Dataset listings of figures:

= = =

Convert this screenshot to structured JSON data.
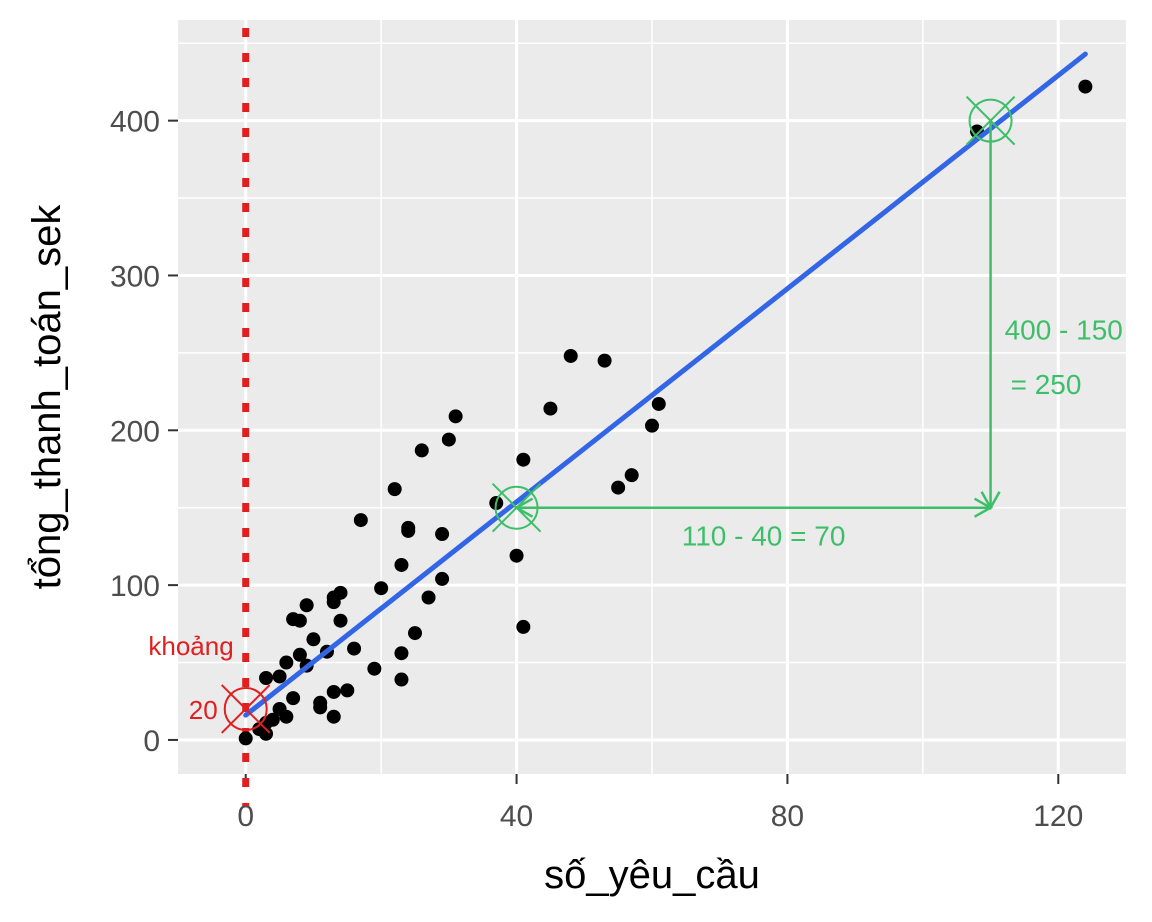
{
  "chart_data": {
    "type": "scatter",
    "title": "",
    "xlabel": "số_yêu_cầu",
    "ylabel": "tổng_thanh_toán_sek",
    "xlim": [
      -10,
      130
    ],
    "ylim": [
      -22,
      465
    ],
    "x_ticks": [
      0,
      40,
      80,
      120
    ],
    "y_ticks": [
      0,
      100,
      200,
      300,
      400
    ],
    "x_tick_labels": [
      "0",
      "40",
      "80",
      "120"
    ],
    "y_tick_labels": [
      "0",
      "100",
      "200",
      "300",
      "400"
    ],
    "grid": true,
    "panel_color": "#ebebeb",
    "point_color": "#000000",
    "line_color": "#3366e6",
    "annotation_green": "#3dbf6a",
    "annotation_red": "#e02020",
    "points": [
      {
        "x": 0,
        "y": 1
      },
      {
        "x": 2,
        "y": 7
      },
      {
        "x": 3,
        "y": 4
      },
      {
        "x": 3,
        "y": 11
      },
      {
        "x": 4,
        "y": 13
      },
      {
        "x": 3,
        "y": 40
      },
      {
        "x": 5,
        "y": 41
      },
      {
        "x": 5,
        "y": 20
      },
      {
        "x": 6,
        "y": 15
      },
      {
        "x": 6,
        "y": 50
      },
      {
        "x": 7,
        "y": 27
      },
      {
        "x": 7,
        "y": 78
      },
      {
        "x": 8,
        "y": 77
      },
      {
        "x": 8,
        "y": 55
      },
      {
        "x": 9,
        "y": 48
      },
      {
        "x": 9,
        "y": 87
      },
      {
        "x": 10,
        "y": 65
      },
      {
        "x": 11,
        "y": 21
      },
      {
        "x": 11,
        "y": 24
      },
      {
        "x": 12,
        "y": 57
      },
      {
        "x": 13,
        "y": 31
      },
      {
        "x": 13,
        "y": 15
      },
      {
        "x": 13,
        "y": 92
      },
      {
        "x": 13,
        "y": 89
      },
      {
        "x": 14,
        "y": 77
      },
      {
        "x": 14,
        "y": 95
      },
      {
        "x": 15,
        "y": 32
      },
      {
        "x": 16,
        "y": 59
      },
      {
        "x": 17,
        "y": 142
      },
      {
        "x": 19,
        "y": 46
      },
      {
        "x": 20,
        "y": 98
      },
      {
        "x": 22,
        "y": 162
      },
      {
        "x": 23,
        "y": 113
      },
      {
        "x": 23,
        "y": 56
      },
      {
        "x": 23,
        "y": 39
      },
      {
        "x": 24,
        "y": 137
      },
      {
        "x": 24,
        "y": 135
      },
      {
        "x": 25,
        "y": 69
      },
      {
        "x": 26,
        "y": 187
      },
      {
        "x": 27,
        "y": 92
      },
      {
        "x": 29,
        "y": 133
      },
      {
        "x": 29,
        "y": 104
      },
      {
        "x": 30,
        "y": 194
      },
      {
        "x": 31,
        "y": 209
      },
      {
        "x": 37,
        "y": 153
      },
      {
        "x": 40,
        "y": 119
      },
      {
        "x": 41,
        "y": 181
      },
      {
        "x": 41,
        "y": 73
      },
      {
        "x": 45,
        "y": 214
      },
      {
        "x": 48,
        "y": 248
      },
      {
        "x": 53,
        "y": 245
      },
      {
        "x": 55,
        "y": 163
      },
      {
        "x": 57,
        "y": 171
      },
      {
        "x": 60,
        "y": 203
      },
      {
        "x": 61,
        "y": 217
      },
      {
        "x": 108,
        "y": 393
      },
      {
        "x": 124,
        "y": 422
      }
    ],
    "fit_line": {
      "x": [
        0,
        124
      ],
      "y": [
        16,
        443
      ]
    },
    "vline_x": 0,
    "annotations": {
      "intercept": {
        "x": 0,
        "y": 20,
        "label_line1": "khoảng",
        "label_line2": "20"
      },
      "point_a": {
        "x": 40,
        "y": 150
      },
      "point_b": {
        "x": 110,
        "y": 400
      },
      "run_label": "110 - 40 = 70",
      "rise_label_line1": "400 - 150",
      "rise_label_line2": "= 250"
    }
  }
}
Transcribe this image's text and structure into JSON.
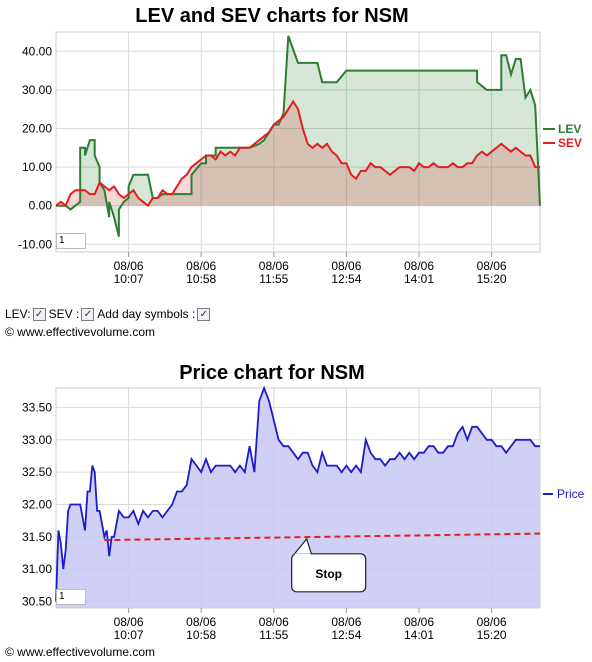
{
  "lev_chart": {
    "title": "LEV and SEV charts for NSM",
    "zoom_value": "1",
    "controls": {
      "lev_label": "LEV:",
      "sev_label": "SEV :",
      "day_symbols_label": "Add day symbols :"
    },
    "copyright": "© www.effectivevolume.com"
  },
  "price_chart": {
    "title": "Price chart for NSM",
    "zoom_value": "1",
    "stop_label": "Stop",
    "copyright": "© www.effectivevolume.com"
  },
  "colors": {
    "lev": "#2e7d32",
    "sev": "#e02020",
    "price": "#1c1cc8",
    "stop": "#e02020",
    "price_fill": "#c8c8f5"
  },
  "chart_data": [
    {
      "type": "line",
      "title": "LEV and SEV charts for NSM",
      "x_tick_labels": [
        [
          "08/06",
          "10:07"
        ],
        [
          "08/06",
          "10:58"
        ],
        [
          "08/06",
          "11:55"
        ],
        [
          "08/06",
          "12:54"
        ],
        [
          "08/06",
          "14:01"
        ],
        [
          "08/06",
          "15:20"
        ]
      ],
      "y_ticks": [
        "-10.00",
        "0.00",
        "10.00",
        "20.00",
        "30.00",
        "40.00"
      ],
      "ylim": [
        -12,
        45
      ],
      "x_range": [
        0,
        100
      ],
      "x_tick_positions": [
        15,
        30,
        45,
        60,
        75,
        90
      ],
      "grid": true,
      "legend_placement": "right",
      "series": [
        {
          "name": "LEV",
          "x": [
            0,
            2,
            3,
            4,
            5,
            5,
            6,
            6,
            7,
            8,
            8,
            9,
            9,
            10,
            11,
            11,
            12,
            13,
            13,
            14,
            15,
            15,
            16,
            17,
            17,
            18,
            19,
            20,
            21,
            21,
            22,
            23,
            24,
            25,
            27,
            28,
            28,
            30,
            31,
            31,
            33,
            33,
            35,
            36,
            37,
            38,
            40,
            42,
            43,
            45,
            46,
            47,
            48,
            50,
            51,
            52,
            52,
            54,
            55,
            55,
            57,
            58,
            60,
            62,
            63,
            64,
            66,
            68,
            70,
            72,
            73,
            74,
            76,
            78,
            80,
            82,
            84,
            86,
            87,
            87,
            89,
            89,
            91,
            92,
            92,
            93,
            94,
            94,
            95,
            96,
            97,
            97,
            98,
            99,
            100
          ],
          "y": [
            0,
            0,
            -1,
            0,
            1,
            15,
            15,
            13,
            17,
            17,
            13,
            10,
            6,
            4,
            -3,
            1,
            -3,
            -8,
            -1,
            1,
            2,
            5,
            8,
            8,
            8,
            8,
            8,
            2,
            2,
            2,
            3,
            3,
            3,
            3,
            3,
            3,
            8,
            11,
            11,
            13,
            13,
            15,
            15,
            15,
            15,
            15,
            15,
            16,
            17,
            21,
            21,
            24,
            44,
            37,
            37,
            37,
            37,
            37,
            32,
            32,
            32,
            32,
            35,
            35,
            35,
            35,
            35,
            35,
            35,
            35,
            35,
            35,
            35,
            35,
            35,
            35,
            35,
            35,
            35,
            32,
            30,
            30,
            30,
            30,
            39,
            39,
            34,
            34,
            38,
            38,
            28,
            28,
            30,
            26,
            0
          ]
        },
        {
          "name": "SEV",
          "x": [
            0,
            1,
            2,
            3,
            4,
            5,
            6,
            7,
            8,
            9,
            10,
            11,
            12,
            13,
            14,
            15,
            16,
            17,
            18,
            19,
            20,
            21,
            22,
            23,
            24,
            25,
            26,
            27,
            28,
            29,
            30,
            31,
            32,
            33,
            34,
            35,
            36,
            37,
            38,
            39,
            40,
            41,
            42,
            43,
            44,
            45,
            46,
            47,
            48,
            49,
            50,
            51,
            52,
            53,
            54,
            55,
            56,
            57,
            58,
            59,
            60,
            61,
            62,
            63,
            64,
            65,
            66,
            67,
            68,
            69,
            70,
            71,
            72,
            73,
            74,
            75,
            76,
            77,
            78,
            79,
            80,
            81,
            82,
            83,
            84,
            85,
            86,
            87,
            88,
            89,
            90,
            91,
            92,
            93,
            94,
            95,
            96,
            97,
            98,
            99,
            100
          ],
          "y": [
            0,
            1,
            0,
            3,
            4,
            4,
            4,
            3,
            3,
            6,
            5,
            4,
            5,
            3,
            2,
            3,
            4,
            2,
            1,
            0,
            2,
            2,
            4,
            3,
            3,
            5,
            7,
            8,
            10,
            11,
            12,
            13,
            13,
            12,
            14,
            13,
            14,
            13,
            15,
            15,
            15,
            16,
            17,
            18,
            19,
            21,
            22,
            23,
            25,
            27,
            25,
            20,
            16,
            15,
            16,
            15,
            16,
            14,
            13,
            11,
            11,
            8,
            7,
            9,
            9,
            11,
            10,
            10,
            9,
            8,
            9,
            10,
            10,
            10,
            9,
            11,
            10,
            10,
            11,
            10,
            10,
            10,
            11,
            10,
            10,
            11,
            11,
            13,
            14,
            13,
            14,
            15,
            16,
            15,
            14,
            15,
            14,
            13,
            13,
            10,
            10
          ]
        }
      ]
    },
    {
      "type": "area",
      "title": "Price chart for NSM",
      "x_tick_labels": [
        [
          "08/06",
          "10:07"
        ],
        [
          "08/06",
          "10:58"
        ],
        [
          "08/06",
          "11:55"
        ],
        [
          "08/06",
          "12:54"
        ],
        [
          "08/06",
          "14:01"
        ],
        [
          "08/06",
          "15:20"
        ]
      ],
      "y_ticks": [
        "30.50",
        "31.00",
        "31.50",
        "32.00",
        "32.50",
        "33.00",
        "33.50"
      ],
      "ylim": [
        30.4,
        33.8
      ],
      "x_range": [
        0,
        100
      ],
      "x_tick_positions": [
        15,
        30,
        45,
        60,
        75,
        90
      ],
      "grid": true,
      "legend_placement": "right",
      "series": [
        {
          "name": "Price",
          "x": [
            0,
            0.5,
            1,
            1.5,
            2,
            2.5,
            3,
            3.5,
            4,
            5,
            6,
            6.5,
            7,
            7.5,
            8,
            8.5,
            9,
            9.5,
            10,
            10.5,
            11,
            11.5,
            12,
            13,
            14,
            15,
            16,
            17,
            18,
            19,
            20,
            21,
            22,
            23,
            24,
            25,
            26,
            27,
            28,
            29,
            30,
            31,
            32,
            33,
            34,
            35,
            36,
            37,
            38,
            39,
            40,
            41,
            42,
            43,
            44,
            45,
            46,
            47,
            48,
            49,
            50,
            51,
            52,
            53,
            54,
            55,
            56,
            57,
            58,
            59,
            60,
            61,
            62,
            63,
            64,
            65,
            66,
            67,
            68,
            69,
            70,
            71,
            72,
            73,
            74,
            75,
            76,
            77,
            78,
            79,
            80,
            81,
            82,
            83,
            84,
            85,
            86,
            87,
            88,
            89,
            90,
            91,
            92,
            93,
            94,
            95,
            96,
            97,
            98,
            99,
            100
          ],
          "y": [
            30.5,
            31.6,
            31.4,
            31.0,
            31.3,
            31.9,
            32.0,
            32.0,
            32.0,
            32.0,
            31.6,
            32.2,
            32.2,
            32.6,
            32.5,
            31.9,
            31.9,
            31.7,
            31.5,
            31.6,
            31.2,
            31.5,
            31.5,
            31.9,
            31.8,
            31.8,
            31.9,
            31.7,
            31.9,
            31.8,
            31.9,
            31.9,
            31.8,
            31.9,
            32.0,
            32.2,
            32.2,
            32.3,
            32.7,
            32.6,
            32.5,
            32.7,
            32.5,
            32.6,
            32.6,
            32.6,
            32.6,
            32.5,
            32.6,
            32.5,
            32.9,
            32.5,
            33.6,
            33.8,
            33.6,
            33.3,
            33.0,
            32.9,
            32.9,
            32.8,
            32.7,
            32.8,
            32.8,
            32.6,
            32.5,
            32.8,
            32.6,
            32.6,
            32.6,
            32.5,
            32.6,
            32.5,
            32.6,
            32.5,
            33.0,
            32.8,
            32.7,
            32.7,
            32.6,
            32.7,
            32.7,
            32.8,
            32.7,
            32.8,
            32.7,
            32.8,
            32.8,
            32.9,
            32.9,
            32.8,
            32.8,
            32.9,
            32.9,
            33.1,
            33.2,
            33.0,
            33.2,
            33.2,
            33.1,
            33.0,
            33.0,
            32.9,
            32.9,
            32.8,
            32.9,
            33.0,
            33.0,
            33.0,
            33.0,
            32.9,
            32.9
          ]
        },
        {
          "name": "Stop",
          "x": [
            10,
            100
          ],
          "y": [
            31.45,
            31.55
          ]
        }
      ]
    }
  ]
}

= = =

Collect each line above holding the string "title".

> _Written answer_
    "title": "",
    "title": "LEV and SEV charts for NSM",
    "title": "Price chart for NSM",
      "title": "LEV and SEV charts for NSM",
      "title": "Price chart for NSM",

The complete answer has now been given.